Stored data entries

· · · · · · ·

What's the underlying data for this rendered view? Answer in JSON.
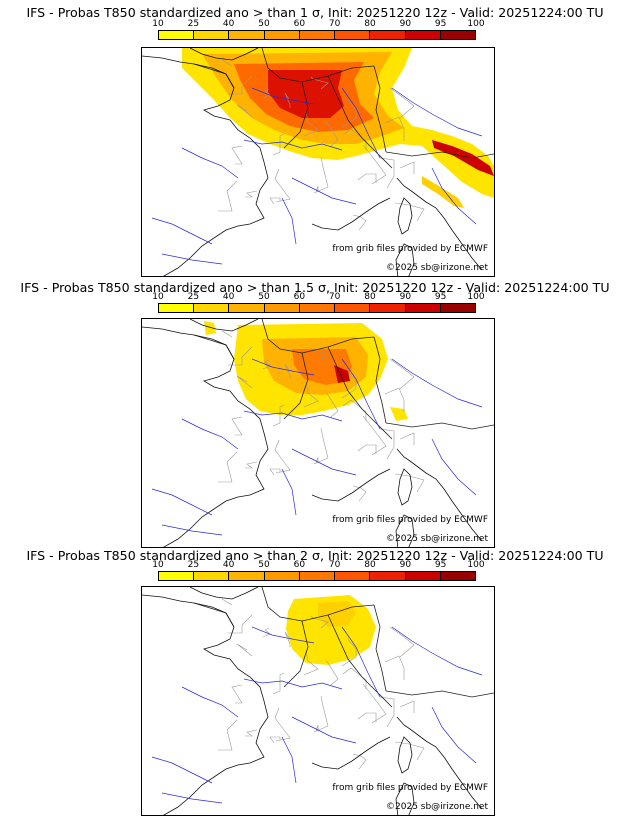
{
  "colorbar": {
    "ticks": [
      "10",
      "25",
      "40",
      "50",
      "60",
      "70",
      "80",
      "90",
      "95",
      "100"
    ],
    "colors": [
      "#ffff00",
      "#ffd700",
      "#ffb300",
      "#ff9900",
      "#ff7700",
      "#ff5500",
      "#ee2200",
      "#cc0000",
      "#990000"
    ]
  },
  "credits": {
    "line1": "from grib files provided by ECMWF",
    "line2": "©2025 sb@irizone.net"
  },
  "panels": [
    {
      "title": "IFS - Probas T850  standardized ano > than 1 σ, Init: 20251220 12z - Valid: 20251224:00 TU",
      "threshold": "1 σ"
    },
    {
      "title": "IFS - Probas T850  standardized ano > than 1.5 σ, Init: 20251220 12z - Valid: 20251224:00 TU",
      "threshold": "1.5 σ"
    },
    {
      "title": "IFS - Probas T850  standardized ano > than 2 σ, Init: 20251220 12z - Valid: 20251224:00 TU",
      "threshold": "2 σ"
    }
  ]
}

· · · · · · ·

Look through the entries above; copy every line holding the string "threshold".

      "threshold": "1 σ"
      "threshold": "1.5 σ"
      "threshold": "2 σ"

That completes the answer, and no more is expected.